**SHORT EXERCISE:**
Records follow. Select each line holding "alloy".

(Collected data entries)
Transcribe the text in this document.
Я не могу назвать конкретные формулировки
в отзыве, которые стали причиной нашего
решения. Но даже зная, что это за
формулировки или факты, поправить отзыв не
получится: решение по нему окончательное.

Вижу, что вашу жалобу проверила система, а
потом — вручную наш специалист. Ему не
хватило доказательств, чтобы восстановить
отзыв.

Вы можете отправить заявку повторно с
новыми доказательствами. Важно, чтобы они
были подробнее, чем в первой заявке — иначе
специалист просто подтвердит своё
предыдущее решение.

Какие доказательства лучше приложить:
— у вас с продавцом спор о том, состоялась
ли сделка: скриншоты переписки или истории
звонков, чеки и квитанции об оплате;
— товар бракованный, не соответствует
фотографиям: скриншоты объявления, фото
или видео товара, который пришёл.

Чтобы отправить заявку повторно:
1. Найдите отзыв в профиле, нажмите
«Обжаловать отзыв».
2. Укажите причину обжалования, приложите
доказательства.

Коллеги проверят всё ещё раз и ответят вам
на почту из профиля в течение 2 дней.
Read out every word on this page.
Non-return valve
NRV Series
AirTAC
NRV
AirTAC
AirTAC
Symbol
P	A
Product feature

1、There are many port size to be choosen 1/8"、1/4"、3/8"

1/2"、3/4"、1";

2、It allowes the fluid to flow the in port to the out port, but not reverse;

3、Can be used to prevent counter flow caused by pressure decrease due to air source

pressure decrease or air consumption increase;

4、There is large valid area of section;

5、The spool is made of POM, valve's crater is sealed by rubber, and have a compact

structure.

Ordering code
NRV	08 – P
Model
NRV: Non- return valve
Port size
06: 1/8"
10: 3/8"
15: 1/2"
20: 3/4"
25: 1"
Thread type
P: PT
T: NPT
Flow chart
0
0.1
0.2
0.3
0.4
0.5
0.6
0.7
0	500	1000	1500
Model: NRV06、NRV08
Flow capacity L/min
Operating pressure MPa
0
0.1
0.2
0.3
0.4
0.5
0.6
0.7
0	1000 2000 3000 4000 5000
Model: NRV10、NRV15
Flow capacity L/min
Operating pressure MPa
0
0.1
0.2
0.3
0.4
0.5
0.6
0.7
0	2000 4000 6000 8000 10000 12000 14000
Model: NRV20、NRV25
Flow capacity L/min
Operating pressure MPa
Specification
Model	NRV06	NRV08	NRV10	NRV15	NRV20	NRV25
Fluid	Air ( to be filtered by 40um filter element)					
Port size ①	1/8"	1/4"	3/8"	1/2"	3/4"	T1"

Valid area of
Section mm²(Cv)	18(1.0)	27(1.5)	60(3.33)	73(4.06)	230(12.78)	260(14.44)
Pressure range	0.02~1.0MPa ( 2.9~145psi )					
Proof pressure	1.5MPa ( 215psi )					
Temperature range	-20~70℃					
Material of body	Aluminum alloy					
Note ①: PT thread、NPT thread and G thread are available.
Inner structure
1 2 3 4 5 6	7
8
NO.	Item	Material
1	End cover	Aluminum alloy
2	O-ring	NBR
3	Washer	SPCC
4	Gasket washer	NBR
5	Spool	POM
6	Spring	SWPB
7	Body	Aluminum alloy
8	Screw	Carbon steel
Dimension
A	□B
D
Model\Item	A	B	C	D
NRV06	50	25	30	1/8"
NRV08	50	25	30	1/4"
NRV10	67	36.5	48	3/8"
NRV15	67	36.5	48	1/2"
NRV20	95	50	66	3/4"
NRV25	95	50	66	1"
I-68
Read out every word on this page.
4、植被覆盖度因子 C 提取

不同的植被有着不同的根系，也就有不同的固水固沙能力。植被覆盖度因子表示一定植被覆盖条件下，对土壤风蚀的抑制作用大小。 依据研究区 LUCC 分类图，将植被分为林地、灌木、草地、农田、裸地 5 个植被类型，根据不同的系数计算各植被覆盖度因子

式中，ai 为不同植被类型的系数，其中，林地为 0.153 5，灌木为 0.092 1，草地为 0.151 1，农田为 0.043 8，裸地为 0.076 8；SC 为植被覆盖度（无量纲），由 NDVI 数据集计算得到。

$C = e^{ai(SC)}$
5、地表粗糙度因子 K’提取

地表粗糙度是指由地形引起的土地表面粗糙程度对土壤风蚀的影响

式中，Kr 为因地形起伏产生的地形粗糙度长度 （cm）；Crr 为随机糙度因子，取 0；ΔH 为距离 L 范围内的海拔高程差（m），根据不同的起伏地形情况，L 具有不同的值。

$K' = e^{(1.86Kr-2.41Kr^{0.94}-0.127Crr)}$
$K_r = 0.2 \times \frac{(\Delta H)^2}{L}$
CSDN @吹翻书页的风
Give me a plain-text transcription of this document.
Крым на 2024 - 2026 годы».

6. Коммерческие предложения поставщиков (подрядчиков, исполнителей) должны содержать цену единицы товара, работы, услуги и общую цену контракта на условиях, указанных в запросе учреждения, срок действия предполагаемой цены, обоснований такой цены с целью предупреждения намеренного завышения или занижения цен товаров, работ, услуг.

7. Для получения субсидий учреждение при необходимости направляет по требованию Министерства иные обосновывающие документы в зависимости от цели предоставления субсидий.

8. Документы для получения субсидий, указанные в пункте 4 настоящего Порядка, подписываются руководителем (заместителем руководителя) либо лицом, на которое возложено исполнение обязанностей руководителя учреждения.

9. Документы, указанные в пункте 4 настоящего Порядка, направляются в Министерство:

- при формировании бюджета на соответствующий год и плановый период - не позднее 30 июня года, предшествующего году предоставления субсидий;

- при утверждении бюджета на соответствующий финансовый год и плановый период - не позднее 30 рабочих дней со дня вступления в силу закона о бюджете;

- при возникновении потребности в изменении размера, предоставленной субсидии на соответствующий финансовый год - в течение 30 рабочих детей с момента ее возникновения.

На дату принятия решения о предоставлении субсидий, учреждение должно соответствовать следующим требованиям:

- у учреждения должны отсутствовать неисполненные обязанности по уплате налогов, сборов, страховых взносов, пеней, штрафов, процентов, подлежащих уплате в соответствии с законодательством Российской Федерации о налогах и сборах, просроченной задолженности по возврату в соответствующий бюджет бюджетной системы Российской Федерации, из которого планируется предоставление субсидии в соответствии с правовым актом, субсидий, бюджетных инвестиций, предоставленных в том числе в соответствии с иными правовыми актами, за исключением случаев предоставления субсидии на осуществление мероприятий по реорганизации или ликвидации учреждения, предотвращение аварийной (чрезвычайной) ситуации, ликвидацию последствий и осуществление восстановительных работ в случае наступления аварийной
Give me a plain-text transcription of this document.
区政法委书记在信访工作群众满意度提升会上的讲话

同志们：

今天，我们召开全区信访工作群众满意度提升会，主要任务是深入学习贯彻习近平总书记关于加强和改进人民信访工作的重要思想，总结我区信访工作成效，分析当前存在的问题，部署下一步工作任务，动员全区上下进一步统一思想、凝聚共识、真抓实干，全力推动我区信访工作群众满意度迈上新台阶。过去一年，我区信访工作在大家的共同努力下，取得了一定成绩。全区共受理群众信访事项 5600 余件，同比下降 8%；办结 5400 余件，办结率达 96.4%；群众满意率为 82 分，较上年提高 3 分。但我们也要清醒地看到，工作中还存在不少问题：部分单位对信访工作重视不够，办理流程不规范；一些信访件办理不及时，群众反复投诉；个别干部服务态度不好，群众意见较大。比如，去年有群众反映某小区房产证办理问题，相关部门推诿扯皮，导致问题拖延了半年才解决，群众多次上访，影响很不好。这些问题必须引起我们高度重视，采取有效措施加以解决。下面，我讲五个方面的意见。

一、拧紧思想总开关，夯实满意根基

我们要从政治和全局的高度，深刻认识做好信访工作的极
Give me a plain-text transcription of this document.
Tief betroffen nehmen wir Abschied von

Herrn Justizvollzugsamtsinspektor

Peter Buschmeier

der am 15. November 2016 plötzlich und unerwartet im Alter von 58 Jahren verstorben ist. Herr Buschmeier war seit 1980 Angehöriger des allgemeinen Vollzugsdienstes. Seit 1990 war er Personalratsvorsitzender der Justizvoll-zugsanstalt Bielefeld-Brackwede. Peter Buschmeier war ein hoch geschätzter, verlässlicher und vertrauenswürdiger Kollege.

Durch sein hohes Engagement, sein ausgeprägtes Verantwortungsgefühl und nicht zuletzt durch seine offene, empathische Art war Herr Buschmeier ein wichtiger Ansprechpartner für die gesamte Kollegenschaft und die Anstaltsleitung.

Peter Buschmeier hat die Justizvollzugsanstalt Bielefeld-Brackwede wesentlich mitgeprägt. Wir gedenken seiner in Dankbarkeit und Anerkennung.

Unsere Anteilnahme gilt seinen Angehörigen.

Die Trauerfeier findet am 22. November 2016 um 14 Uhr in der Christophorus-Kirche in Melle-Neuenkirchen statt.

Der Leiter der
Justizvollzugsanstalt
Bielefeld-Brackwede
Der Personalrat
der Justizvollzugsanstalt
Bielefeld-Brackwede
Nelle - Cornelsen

**OUTPUT BELOW:**
Material of body	Aluminum alloy					
1	End cover	Aluminum alloy
7	Body	Aluminum alloy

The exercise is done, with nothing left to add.